PROBLEM. Collect from the data below each line with "witnesses".

DATA LISTING.
____

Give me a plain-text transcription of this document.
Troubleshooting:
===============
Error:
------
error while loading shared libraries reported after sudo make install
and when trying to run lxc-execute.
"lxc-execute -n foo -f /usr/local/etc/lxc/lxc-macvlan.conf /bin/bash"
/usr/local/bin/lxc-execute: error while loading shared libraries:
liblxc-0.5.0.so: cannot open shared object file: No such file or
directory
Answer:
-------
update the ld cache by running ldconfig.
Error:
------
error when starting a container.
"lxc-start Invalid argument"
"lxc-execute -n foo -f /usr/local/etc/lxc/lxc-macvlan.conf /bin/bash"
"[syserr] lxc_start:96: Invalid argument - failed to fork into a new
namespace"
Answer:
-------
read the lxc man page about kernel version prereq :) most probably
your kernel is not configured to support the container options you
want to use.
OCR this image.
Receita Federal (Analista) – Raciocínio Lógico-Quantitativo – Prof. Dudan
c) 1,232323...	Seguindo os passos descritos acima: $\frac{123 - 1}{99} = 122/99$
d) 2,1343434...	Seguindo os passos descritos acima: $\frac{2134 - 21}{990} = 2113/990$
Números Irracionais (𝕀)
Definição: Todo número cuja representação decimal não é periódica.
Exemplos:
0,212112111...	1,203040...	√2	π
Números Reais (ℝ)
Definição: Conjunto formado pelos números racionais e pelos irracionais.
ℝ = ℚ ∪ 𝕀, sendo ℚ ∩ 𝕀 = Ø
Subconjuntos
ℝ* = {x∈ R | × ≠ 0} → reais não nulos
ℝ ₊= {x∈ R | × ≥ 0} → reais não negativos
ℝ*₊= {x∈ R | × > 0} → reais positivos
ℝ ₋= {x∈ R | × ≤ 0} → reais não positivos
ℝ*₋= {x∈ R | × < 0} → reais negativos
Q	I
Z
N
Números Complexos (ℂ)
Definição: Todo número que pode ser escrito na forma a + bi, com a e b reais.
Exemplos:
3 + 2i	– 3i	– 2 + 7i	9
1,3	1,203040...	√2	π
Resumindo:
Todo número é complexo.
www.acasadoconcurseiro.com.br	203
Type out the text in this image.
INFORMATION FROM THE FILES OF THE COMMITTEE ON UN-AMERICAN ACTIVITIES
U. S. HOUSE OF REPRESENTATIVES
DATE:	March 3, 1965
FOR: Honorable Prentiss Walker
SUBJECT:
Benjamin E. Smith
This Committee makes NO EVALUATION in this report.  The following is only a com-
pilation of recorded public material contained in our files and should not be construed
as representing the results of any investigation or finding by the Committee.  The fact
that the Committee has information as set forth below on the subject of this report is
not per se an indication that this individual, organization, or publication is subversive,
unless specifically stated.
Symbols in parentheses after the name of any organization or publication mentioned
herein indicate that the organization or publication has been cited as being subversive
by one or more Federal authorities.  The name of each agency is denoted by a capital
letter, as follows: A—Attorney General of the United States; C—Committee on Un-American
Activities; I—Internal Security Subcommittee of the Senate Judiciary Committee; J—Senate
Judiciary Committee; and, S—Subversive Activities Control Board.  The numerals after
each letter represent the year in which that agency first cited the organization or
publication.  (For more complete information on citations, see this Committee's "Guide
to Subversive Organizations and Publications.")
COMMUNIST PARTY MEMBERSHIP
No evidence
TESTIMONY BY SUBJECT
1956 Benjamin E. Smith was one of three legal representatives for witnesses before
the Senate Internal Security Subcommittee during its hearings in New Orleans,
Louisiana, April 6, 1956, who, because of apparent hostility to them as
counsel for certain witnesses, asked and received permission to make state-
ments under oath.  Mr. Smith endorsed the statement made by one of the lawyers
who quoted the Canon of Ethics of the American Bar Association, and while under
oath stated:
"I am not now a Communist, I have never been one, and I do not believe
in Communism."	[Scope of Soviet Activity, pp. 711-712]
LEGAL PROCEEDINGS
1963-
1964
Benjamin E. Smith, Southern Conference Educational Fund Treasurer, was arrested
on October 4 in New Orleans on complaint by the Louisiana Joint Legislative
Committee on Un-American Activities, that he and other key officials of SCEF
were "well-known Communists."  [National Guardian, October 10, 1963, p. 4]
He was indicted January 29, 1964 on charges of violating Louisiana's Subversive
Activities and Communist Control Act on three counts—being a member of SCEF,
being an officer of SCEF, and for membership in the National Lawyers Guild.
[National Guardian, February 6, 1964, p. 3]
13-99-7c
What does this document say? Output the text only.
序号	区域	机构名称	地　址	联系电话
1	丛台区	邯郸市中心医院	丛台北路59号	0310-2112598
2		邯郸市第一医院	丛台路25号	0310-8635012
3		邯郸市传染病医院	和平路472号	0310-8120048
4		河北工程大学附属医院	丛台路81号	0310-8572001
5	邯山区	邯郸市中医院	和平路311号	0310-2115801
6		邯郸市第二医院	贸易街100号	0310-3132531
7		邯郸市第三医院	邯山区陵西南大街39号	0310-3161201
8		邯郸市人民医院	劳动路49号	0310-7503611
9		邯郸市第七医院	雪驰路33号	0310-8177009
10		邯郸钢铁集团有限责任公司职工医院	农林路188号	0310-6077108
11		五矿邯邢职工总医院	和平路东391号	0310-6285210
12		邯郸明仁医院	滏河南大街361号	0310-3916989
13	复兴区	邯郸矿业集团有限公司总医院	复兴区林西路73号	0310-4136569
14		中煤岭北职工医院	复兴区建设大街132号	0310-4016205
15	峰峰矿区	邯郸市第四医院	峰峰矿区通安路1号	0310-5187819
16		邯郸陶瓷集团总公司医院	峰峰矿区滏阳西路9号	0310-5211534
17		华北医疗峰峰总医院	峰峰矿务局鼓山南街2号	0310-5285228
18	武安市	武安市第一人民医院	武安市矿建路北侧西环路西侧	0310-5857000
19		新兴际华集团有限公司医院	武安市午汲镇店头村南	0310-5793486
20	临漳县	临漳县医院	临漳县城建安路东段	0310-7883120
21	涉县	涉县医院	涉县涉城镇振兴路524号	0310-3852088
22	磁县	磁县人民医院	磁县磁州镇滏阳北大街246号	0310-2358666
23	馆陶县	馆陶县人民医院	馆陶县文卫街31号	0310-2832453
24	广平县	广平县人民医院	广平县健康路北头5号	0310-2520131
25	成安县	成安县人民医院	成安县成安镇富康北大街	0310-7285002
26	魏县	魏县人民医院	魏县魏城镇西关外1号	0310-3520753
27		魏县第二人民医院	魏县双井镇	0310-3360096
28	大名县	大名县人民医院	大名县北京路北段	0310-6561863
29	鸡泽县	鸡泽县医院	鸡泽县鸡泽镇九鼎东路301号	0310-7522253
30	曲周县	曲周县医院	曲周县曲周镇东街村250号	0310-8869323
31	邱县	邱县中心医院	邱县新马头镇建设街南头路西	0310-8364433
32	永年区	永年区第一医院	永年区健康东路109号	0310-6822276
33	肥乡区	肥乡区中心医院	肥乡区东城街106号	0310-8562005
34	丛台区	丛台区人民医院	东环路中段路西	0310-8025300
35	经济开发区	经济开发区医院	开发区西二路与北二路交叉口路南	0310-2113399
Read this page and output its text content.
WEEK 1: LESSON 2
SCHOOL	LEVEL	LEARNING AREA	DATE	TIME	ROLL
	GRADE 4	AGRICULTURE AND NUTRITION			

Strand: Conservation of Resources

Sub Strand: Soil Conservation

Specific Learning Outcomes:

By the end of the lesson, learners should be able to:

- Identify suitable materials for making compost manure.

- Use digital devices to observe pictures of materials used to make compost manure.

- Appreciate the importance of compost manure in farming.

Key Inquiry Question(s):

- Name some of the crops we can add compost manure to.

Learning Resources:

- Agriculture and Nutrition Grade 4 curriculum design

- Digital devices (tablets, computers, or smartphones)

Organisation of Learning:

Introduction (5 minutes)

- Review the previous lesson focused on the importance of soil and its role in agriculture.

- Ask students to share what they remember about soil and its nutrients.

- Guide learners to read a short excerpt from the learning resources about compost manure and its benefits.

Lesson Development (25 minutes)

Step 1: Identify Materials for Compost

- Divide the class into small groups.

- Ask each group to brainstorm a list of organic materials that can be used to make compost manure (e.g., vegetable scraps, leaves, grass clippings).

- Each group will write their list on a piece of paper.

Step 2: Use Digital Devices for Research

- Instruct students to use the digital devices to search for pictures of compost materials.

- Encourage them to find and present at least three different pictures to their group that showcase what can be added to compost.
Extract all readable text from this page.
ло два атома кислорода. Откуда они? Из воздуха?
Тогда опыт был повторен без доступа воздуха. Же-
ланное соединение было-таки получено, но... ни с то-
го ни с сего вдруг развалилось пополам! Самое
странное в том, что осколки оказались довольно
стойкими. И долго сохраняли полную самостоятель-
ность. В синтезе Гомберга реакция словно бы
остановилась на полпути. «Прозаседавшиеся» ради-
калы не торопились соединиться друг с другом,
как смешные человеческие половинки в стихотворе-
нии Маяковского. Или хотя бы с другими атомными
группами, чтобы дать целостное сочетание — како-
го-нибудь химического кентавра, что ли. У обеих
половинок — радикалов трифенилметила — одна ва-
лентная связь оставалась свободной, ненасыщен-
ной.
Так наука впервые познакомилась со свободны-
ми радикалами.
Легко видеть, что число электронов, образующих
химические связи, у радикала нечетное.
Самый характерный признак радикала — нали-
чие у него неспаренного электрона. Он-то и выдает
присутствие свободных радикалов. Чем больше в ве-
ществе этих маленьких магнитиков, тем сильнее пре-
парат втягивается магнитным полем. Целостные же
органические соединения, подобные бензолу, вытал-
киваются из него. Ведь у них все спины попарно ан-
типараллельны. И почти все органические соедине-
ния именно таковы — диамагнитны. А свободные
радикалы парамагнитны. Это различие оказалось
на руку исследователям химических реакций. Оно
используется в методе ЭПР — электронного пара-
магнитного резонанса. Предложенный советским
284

____

THE SOLUTION.
1956 Benjamin E. Smith was one of three legal representatives for witnesses before
counsel for certain witnesses, asked and received permission to make state-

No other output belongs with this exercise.